Work to do: Can the data below be set down again exactly, line for line?
[START OF Stored data]
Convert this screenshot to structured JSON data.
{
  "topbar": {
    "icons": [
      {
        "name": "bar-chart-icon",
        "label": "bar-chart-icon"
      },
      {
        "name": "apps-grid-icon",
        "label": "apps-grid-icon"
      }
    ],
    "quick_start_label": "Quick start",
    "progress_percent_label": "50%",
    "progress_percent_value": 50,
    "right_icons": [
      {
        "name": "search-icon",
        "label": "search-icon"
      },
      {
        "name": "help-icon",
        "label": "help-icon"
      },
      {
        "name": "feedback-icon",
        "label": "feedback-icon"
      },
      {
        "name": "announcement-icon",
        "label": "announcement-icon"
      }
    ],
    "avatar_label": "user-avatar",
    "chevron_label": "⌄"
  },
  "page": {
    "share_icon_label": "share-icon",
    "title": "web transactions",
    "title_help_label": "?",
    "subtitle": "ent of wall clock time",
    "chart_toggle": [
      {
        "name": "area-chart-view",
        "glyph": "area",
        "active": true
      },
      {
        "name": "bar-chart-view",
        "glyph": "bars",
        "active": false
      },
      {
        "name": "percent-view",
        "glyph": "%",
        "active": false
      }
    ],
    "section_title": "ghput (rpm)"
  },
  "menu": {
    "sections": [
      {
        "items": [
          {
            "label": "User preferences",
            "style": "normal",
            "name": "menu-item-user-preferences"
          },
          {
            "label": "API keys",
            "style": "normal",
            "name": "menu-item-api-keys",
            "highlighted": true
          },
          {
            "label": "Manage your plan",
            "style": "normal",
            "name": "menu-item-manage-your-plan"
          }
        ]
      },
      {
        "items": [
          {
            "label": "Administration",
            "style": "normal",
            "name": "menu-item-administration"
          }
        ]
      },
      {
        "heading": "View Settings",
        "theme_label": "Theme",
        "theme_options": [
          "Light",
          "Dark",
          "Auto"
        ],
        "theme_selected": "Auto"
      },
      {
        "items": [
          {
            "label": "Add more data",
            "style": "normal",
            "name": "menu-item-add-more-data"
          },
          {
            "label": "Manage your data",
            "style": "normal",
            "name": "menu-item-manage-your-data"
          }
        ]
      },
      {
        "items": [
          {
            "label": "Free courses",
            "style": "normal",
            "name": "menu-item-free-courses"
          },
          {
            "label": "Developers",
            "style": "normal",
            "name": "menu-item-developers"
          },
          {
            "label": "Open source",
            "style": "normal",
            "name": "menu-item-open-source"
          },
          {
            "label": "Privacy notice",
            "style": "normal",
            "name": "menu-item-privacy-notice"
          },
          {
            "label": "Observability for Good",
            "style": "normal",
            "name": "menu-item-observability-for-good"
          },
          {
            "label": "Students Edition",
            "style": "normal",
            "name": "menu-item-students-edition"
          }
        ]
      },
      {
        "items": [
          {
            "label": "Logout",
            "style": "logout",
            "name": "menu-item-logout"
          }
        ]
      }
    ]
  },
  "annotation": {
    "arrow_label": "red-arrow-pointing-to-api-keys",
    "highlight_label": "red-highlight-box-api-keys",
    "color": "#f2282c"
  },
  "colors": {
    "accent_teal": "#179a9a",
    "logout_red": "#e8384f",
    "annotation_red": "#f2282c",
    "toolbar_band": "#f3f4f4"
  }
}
[END OF Stored data]
The completed task:
Convert this screenshot to structured JSON data.
{
  "topbar": {
    "icons": [
      {
        "name": "bar-chart-icon",
        "label": "bar-chart-icon"
      },
      {
        "name": "apps-grid-icon",
        "label": "apps-grid-icon"
      }
    ],
    "quick_start_label": "Quick start",
    "progress_percent_label": "50%",
    "progress_percent_value": 50,
    "right_icons": [
      {
        "name": "search-icon",
        "label": "search-icon"
      },
      {
        "name": "help-icon",
        "label": "help-icon"
      },
      {
        "name": "feedback-icon",
        "label": "feedback-icon"
      },
      {
        "name": "announcement-icon",
        "label": "announcement-icon"
      }
    ],
    "avatar_label": "user-avatar",
    "chevron_label": "⌄"
  },
  "page": {
    "share_icon_label": "share-icon",
    "title": "web transactions",
    "title_help_label": "?",
    "subtitle": "ent of wall clock time",
    "chart_toggle": [
      {
        "name": "area-chart-view",
        "glyph": "area",
        "active": true
      },
      {
        "name": "bar-chart-view",
        "glyph": "bars",
        "active": false
      },
      {
        "name": "percent-view",
        "glyph": "%",
        "active": false
      }
    ],
    "section_title": "ghput (rpm)"
  },
  "menu": {
    "sections": [
      {
        "items": [
          {
            "label": "User preferences",
            "style": "normal",
            "name": "menu-item-user-preferences"
          },
          {
            "label": "API keys",
            "style": "normal",
            "name": "menu-item-api-keys",
            "highlighted": true
          },
          {
            "label": "Manage your plan",
            "style": "normal",
            "name": "menu-item-manage-your-plan"
          }
        ]
      },
      {
        "items": [
          {
            "label": "Administration",
            "style": "normal",
            "name": "menu-item-administration"
          }
        ]
      },
      {
        "heading": "View Settings",
        "theme_label": "Theme",
        "theme_options": [
          "Light",
          "Dark",
          "Auto"
        ],
        "theme_selected": "Auto"
      },
      {
        "items": [
          {
            "label": "Add more data",
            "style": "normal",
            "name": "menu-item-add-more-data"
          },
          {
            "label": "Manage your data",
            "style": "normal",
            "name": "menu-item-manage-your-data"
          }
        ]
      },
      {
        "items": [
          {
            "label": "Free courses",
            "style": "normal",
            "name": "menu-item-free-courses"
          },
          {
            "label": "Developers",
            "style": "normal",
            "name": "menu-item-developers"
          },
          {
            "label": "Open source",
            "style": "normal",
            "name": "menu-item-open-source"
          },
          {
            "label": "Privacy notice",
            "style": "normal",
            "name": "menu-item-privacy-notice"
          },
          {
            "label": "Observability for Good",
            "style": "normal",
            "name": "menu-item-observability-for-good"
          },
          {
            "label": "Students Edition",
            "style": "normal",
            "name": "menu-item-students-edition"
          }
        ]
      },
      {
        "items": [
          {
            "label": "Logout",
            "style": "logout",
            "name": "menu-item-logout"
          }
        ]
      }
    ]
  },
  "annotation": {
    "arrow_label": "red-arrow-pointing-to-api-keys",
    "highlight_label": "red-highlight-box-api-keys",
    "color": "#f2282c"
  },
  "colors": {
    "accent_teal": "#179a9a",
    "logout_red": "#e8384f",
    "annotation_red": "#f2282c",
    "toolbar_band": "#f3f4f4"
  }
}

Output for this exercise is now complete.